◆ Input ◆
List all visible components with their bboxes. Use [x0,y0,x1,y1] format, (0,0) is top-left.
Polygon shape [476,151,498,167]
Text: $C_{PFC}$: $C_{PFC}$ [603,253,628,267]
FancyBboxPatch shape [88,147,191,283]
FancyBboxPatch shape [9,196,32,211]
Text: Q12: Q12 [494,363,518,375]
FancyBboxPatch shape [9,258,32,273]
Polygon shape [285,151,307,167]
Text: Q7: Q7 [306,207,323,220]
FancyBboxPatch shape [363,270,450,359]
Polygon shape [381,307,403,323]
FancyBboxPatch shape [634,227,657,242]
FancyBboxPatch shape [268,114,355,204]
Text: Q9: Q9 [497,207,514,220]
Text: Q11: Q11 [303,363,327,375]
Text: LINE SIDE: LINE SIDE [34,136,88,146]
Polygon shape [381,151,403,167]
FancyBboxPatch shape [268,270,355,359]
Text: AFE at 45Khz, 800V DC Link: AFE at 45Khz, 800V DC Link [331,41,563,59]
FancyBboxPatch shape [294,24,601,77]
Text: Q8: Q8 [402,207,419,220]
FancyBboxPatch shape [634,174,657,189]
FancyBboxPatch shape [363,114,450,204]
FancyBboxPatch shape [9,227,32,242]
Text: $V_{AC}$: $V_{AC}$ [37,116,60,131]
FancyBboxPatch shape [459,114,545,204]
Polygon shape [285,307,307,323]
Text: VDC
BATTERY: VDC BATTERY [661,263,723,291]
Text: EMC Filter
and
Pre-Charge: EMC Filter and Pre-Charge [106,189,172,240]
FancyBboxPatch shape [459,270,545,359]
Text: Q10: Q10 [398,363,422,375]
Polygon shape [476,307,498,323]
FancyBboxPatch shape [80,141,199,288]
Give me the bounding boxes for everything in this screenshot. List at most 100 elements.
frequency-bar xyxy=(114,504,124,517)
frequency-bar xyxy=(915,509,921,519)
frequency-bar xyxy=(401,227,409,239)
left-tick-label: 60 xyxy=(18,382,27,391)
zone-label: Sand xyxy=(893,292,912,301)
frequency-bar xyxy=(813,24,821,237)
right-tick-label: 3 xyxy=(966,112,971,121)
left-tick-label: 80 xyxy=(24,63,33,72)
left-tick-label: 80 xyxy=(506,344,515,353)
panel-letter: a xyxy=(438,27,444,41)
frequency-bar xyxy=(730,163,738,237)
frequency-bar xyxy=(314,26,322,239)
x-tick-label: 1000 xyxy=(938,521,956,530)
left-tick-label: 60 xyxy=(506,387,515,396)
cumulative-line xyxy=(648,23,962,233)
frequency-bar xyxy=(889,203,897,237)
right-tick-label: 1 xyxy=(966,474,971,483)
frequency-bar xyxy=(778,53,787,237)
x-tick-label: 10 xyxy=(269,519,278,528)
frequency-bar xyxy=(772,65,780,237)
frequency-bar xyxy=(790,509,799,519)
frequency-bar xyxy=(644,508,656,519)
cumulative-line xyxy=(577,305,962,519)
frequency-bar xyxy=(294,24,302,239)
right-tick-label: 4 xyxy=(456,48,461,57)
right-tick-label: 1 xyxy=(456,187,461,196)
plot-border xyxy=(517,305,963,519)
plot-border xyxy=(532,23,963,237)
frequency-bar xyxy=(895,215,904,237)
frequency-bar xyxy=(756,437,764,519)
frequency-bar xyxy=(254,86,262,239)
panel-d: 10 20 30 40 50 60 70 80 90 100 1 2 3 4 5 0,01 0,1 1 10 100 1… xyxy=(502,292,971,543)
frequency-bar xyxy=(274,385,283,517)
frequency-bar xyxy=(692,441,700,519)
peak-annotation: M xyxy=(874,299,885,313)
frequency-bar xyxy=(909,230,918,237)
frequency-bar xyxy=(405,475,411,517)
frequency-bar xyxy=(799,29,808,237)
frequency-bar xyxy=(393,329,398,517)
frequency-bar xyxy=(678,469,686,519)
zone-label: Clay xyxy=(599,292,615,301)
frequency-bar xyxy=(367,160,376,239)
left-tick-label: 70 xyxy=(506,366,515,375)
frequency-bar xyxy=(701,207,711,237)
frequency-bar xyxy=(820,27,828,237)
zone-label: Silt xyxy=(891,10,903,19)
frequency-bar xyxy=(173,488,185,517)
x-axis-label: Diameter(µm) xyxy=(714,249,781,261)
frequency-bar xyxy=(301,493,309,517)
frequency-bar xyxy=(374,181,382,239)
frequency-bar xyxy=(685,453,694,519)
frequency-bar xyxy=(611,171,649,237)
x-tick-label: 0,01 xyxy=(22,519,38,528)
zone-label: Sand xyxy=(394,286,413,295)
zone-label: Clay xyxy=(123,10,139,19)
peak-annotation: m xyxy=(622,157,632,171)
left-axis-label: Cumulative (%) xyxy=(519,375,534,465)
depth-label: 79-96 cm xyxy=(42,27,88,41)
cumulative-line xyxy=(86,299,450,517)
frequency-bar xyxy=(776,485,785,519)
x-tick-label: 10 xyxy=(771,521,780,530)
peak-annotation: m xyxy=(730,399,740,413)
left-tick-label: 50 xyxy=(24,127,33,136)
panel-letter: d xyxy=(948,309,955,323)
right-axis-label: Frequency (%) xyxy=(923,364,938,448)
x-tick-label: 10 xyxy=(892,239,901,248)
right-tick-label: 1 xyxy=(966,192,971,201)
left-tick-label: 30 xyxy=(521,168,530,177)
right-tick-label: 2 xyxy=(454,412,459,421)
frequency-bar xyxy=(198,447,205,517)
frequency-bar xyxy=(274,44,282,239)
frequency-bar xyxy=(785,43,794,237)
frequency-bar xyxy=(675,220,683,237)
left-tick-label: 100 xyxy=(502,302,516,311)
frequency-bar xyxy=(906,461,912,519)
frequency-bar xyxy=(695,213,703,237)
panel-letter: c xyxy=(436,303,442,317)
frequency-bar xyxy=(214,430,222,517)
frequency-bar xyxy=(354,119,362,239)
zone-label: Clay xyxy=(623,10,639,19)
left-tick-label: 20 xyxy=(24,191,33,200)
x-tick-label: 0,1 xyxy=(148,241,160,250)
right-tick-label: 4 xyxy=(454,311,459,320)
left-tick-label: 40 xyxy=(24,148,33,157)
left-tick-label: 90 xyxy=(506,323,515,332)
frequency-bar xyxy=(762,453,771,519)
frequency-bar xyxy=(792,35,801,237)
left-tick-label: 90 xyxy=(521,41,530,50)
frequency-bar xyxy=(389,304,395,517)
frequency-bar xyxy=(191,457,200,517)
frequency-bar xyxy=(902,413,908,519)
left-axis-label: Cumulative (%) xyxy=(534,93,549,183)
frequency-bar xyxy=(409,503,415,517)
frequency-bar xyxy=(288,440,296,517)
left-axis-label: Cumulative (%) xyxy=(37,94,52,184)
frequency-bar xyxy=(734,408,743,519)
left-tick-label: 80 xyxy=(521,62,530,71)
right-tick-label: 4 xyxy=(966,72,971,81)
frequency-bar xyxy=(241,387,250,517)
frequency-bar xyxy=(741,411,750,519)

◆ Stated goal ◆
Reproduce the material word for word, starting at its first line and ending at the line that contains "Text: Q12: Q12 [494,363,518,375]". Include both of those lines.

◆ Full answer ◆
List all visible components with their bboxes. Use [x0,y0,x1,y1] format, (0,0) is top-left.
Polygon shape [476,151,498,167]
Text: $C_{PFC}$: $C_{PFC}$ [603,253,628,267]
FancyBboxPatch shape [88,147,191,283]
FancyBboxPatch shape [9,196,32,211]
Text: Q12: Q12 [494,363,518,375]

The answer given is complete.